### Records provided
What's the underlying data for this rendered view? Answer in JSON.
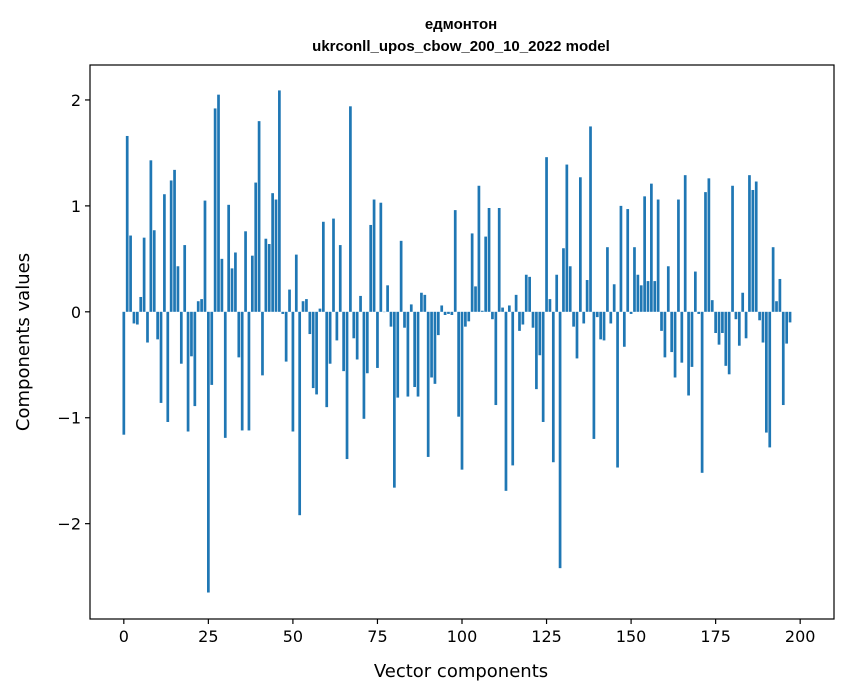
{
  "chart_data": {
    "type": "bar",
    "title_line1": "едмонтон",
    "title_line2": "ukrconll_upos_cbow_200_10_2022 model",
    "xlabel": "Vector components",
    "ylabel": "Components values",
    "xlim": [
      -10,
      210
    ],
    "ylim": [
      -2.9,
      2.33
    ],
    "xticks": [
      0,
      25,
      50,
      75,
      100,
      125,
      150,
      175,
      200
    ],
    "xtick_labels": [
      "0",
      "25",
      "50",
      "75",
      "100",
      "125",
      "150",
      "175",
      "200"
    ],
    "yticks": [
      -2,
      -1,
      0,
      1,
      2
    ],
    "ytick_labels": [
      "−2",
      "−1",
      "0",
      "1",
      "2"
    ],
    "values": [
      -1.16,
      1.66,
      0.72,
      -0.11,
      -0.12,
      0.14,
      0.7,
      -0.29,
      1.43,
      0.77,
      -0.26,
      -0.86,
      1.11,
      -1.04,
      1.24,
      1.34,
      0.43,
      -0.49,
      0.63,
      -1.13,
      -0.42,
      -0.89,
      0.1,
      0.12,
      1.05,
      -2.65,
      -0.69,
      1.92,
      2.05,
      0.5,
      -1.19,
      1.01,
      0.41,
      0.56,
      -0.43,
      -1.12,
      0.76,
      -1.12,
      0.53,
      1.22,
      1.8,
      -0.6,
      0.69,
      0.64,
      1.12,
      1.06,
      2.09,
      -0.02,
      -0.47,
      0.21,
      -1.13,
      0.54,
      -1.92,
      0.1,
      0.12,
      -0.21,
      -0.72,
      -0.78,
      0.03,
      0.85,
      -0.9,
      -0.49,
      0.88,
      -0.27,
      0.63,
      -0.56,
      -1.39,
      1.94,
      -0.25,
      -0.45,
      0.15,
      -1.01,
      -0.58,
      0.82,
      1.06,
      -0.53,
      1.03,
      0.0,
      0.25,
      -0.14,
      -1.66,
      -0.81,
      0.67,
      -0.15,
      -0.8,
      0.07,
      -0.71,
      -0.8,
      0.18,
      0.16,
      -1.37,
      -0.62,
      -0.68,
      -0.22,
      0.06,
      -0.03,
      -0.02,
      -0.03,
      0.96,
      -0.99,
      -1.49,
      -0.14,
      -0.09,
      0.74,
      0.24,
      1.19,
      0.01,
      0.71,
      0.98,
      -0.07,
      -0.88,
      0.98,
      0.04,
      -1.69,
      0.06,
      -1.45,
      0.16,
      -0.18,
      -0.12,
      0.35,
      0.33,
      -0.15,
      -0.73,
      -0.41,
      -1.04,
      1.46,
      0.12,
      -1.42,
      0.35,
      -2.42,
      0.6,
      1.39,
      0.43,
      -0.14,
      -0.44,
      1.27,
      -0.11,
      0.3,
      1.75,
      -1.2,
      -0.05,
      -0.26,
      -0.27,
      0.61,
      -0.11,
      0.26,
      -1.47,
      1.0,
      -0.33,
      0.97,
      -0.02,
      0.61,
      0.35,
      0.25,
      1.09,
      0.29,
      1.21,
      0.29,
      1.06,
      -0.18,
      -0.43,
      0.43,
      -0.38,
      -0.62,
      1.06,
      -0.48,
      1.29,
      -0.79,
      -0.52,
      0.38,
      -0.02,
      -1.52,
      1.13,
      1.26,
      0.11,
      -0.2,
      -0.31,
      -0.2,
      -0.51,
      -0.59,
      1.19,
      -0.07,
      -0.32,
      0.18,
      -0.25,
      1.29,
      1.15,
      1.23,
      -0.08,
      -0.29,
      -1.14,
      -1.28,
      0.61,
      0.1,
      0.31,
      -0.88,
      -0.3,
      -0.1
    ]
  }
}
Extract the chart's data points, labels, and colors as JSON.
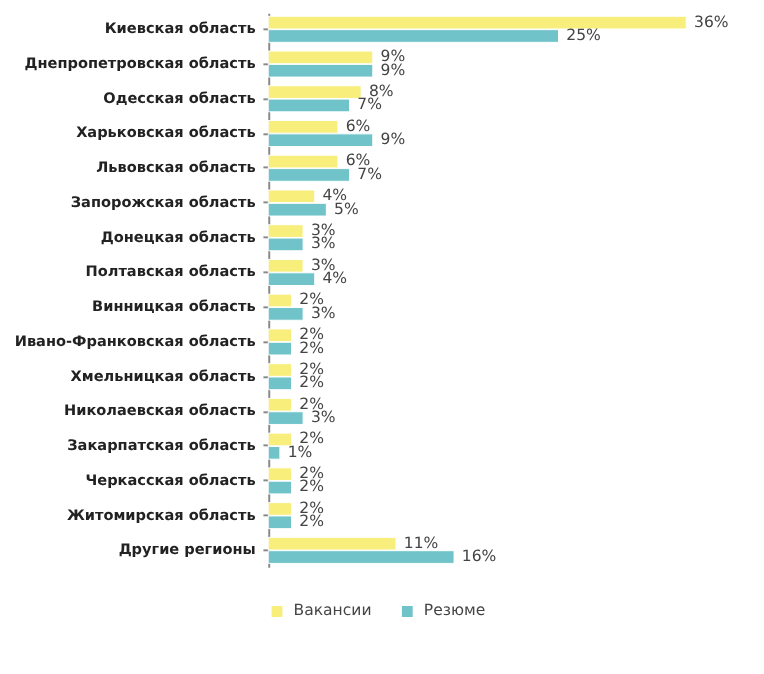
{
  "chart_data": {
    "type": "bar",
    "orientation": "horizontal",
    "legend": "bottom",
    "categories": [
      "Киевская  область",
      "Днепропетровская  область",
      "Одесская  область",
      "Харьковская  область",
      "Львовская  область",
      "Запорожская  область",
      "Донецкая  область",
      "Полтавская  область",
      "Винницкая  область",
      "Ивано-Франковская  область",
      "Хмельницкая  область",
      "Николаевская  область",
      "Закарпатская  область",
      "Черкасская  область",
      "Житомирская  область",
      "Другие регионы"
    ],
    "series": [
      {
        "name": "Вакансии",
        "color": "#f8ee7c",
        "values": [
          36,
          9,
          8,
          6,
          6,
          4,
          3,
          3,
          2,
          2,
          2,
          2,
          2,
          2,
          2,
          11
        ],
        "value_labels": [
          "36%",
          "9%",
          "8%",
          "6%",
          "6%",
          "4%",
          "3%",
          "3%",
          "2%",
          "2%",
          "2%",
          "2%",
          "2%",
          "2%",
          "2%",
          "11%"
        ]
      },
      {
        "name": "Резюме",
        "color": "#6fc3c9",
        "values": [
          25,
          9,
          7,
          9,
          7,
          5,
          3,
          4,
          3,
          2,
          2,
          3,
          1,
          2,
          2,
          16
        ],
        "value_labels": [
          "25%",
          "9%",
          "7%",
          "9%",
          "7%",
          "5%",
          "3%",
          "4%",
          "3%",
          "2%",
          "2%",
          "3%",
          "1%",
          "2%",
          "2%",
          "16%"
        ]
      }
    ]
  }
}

### Instruction
Copy out all the data without changing anything, and drop the pictures.

### Exercise solution
What's the underlying data for this rendered view? Answer in JSON.
{
  "chart_data": {
    "type": "bar",
    "title_line1": "едмонтон",
    "title_line2": "ukrconll_upos_cbow_200_10_2022 model",
    "xlabel": "Vector components",
    "ylabel": "Components values",
    "xlim": [
      -10,
      210
    ],
    "ylim": [
      -2.9,
      2.33
    ],
    "xticks": [
      0,
      25,
      50,
      75,
      100,
      125,
      150,
      175,
      200
    ],
    "xtick_labels": [
      "0",
      "25",
      "50",
      "75",
      "100",
      "125",
      "150",
      "175",
      "200"
    ],
    "yticks": [
      -2,
      -1,
      0,
      1,
      2
    ],
    "ytick_labels": [
      "−2",
      "−1",
      "0",
      "1",
      "2"
    ],
    "values": [
      -1.16,
      1.66,
      0.72,
      -0.11,
      -0.12,
      0.14,
      0.7,
      -0.29,
      1.43,
      0.77,
      -0.26,
      -0.86,
      1.11,
      -1.04,
      1.24,
      1.34,
      0.43,
      -0.49,
      0.63,
      -1.13,
      -0.42,
      -0.89,
      0.1,
      0.12,
      1.05,
      -2.65,
      -0.69,
      1.92,
      2.05,
      0.5,
      -1.19,
      1.01,
      0.41,
      0.56,
      -0.43,
      -1.12,
      0.76,
      -1.12,
      0.53,
      1.22,
      1.8,
      -0.6,
      0.69,
      0.64,
      1.12,
      1.06,
      2.09,
      -0.02,
      -0.47,
      0.21,
      -1.13,
      0.54,
      -1.92,
      0.1,
      0.12,
      -0.21,
      -0.72,
      -0.78,
      0.03,
      0.85,
      -0.9,
      -0.49,
      0.88,
      -0.27,
      0.63,
      -0.56,
      -1.39,
      1.94,
      -0.25,
      -0.45,
      0.15,
      -1.01,
      -0.58,
      0.82,
      1.06,
      -0.53,
      1.03,
      0.0,
      0.25,
      -0.14,
      -1.66,
      -0.81,
      0.67,
      -0.15,
      -0.8,
      0.07,
      -0.71,
      -0.8,
      0.18,
      0.16,
      -1.37,
      -0.62,
      -0.68,
      -0.22,
      0.06,
      -0.03,
      -0.02,
      -0.03,
      0.96,
      -0.99,
      -1.49,
      -0.14,
      -0.09,
      0.74,
      0.24,
      1.19,
      0.01,
      0.71,
      0.98,
      -0.07,
      -0.88,
      0.98,
      0.04,
      -1.69,
      0.06,
      -1.45,
      0.16,
      -0.18,
      -0.12,
      0.35,
      0.33,
      -0.15,
      -0.73,
      -0.41,
      -1.04,
      1.46,
      0.12,
      -1.42,
      0.35,
      -2.42,
      0.6,
      1.39,
      0.43,
      -0.14,
      -0.44,
      1.27,
      -0.11,
      0.3,
      1.75,
      -1.2,
      -0.05,
      -0.26,
      -0.27,
      0.61,
      -0.11,
      0.26,
      -1.47,
      1.0,
      -0.33,
      0.97,
      -0.02,
      0.61,
      0.35,
      0.25,
      1.09,
      0.29,
      1.21,
      0.29,
      1.06,
      -0.18,
      -0.43,
      0.43,
      -0.38,
      -0.62,
      1.06,
      -0.48,
      1.29,
      -0.79,
      -0.52,
      0.38,
      -0.02,
      -1.52,
      1.13,
      1.26,
      0.11,
      -0.2,
      -0.31,
      -0.2,
      -0.51,
      -0.59,
      1.19,
      -0.07,
      -0.32,
      0.18,
      -0.25,
      1.29,
      1.15,
      1.23,
      -0.08,
      -0.29,
      -1.14,
      -1.28,
      0.61,
      0.1,
      0.31,
      -0.88,
      -0.3,
      -0.1
    ]
  }
}
Extract the chart's data points, labels, and colors as JSON.
{
  "chart_data": {
    "type": "bar",
    "orientation": "horizontal",
    "legend": "bottom",
    "categories": [
      "Киевская  область",
      "Днепропетровская  область",
      "Одесская  область",
      "Харьковская  область",
      "Львовская  область",
      "Запорожская  область",
      "Донецкая  область",
      "Полтавская  область",
      "Винницкая  область",
      "Ивано-Франковская  область",
      "Хмельницкая  область",
      "Николаевская  область",
      "Закарпатская  область",
      "Черкасская  область",
      "Житомирская  область",
      "Другие регионы"
    ],
    "series": [
      {
        "name": "Вакансии",
        "color": "#f8ee7c",
        "values": [
          36,
          9,
          8,
          6,
          6,
          4,
          3,
          3,
          2,
          2,
          2,
          2,
          2,
          2,
          2,
          11
        ],
        "value_labels": [
          "36%",
          "9%",
          "8%",
          "6%",
          "6%",
          "4%",
          "3%",
          "3%",
          "2%",
          "2%",
          "2%",
          "2%",
          "2%",
          "2%",
          "2%",
          "11%"
        ]
      },
      {
        "name": "Резюме",
        "color": "#6fc3c9",
        "values": [
          25,
          9,
          7,
          9,
          7,
          5,
          3,
          4,
          3,
          2,
          2,
          3,
          1,
          2,
          2,
          16
        ],
        "value_labels": [
          "25%",
          "9%",
          "7%",
          "9%",
          "7%",
          "5%",
          "3%",
          "4%",
          "3%",
          "2%",
          "2%",
          "3%",
          "1%",
          "2%",
          "2%",
          "16%"
        ]
      }
    ]
  }
}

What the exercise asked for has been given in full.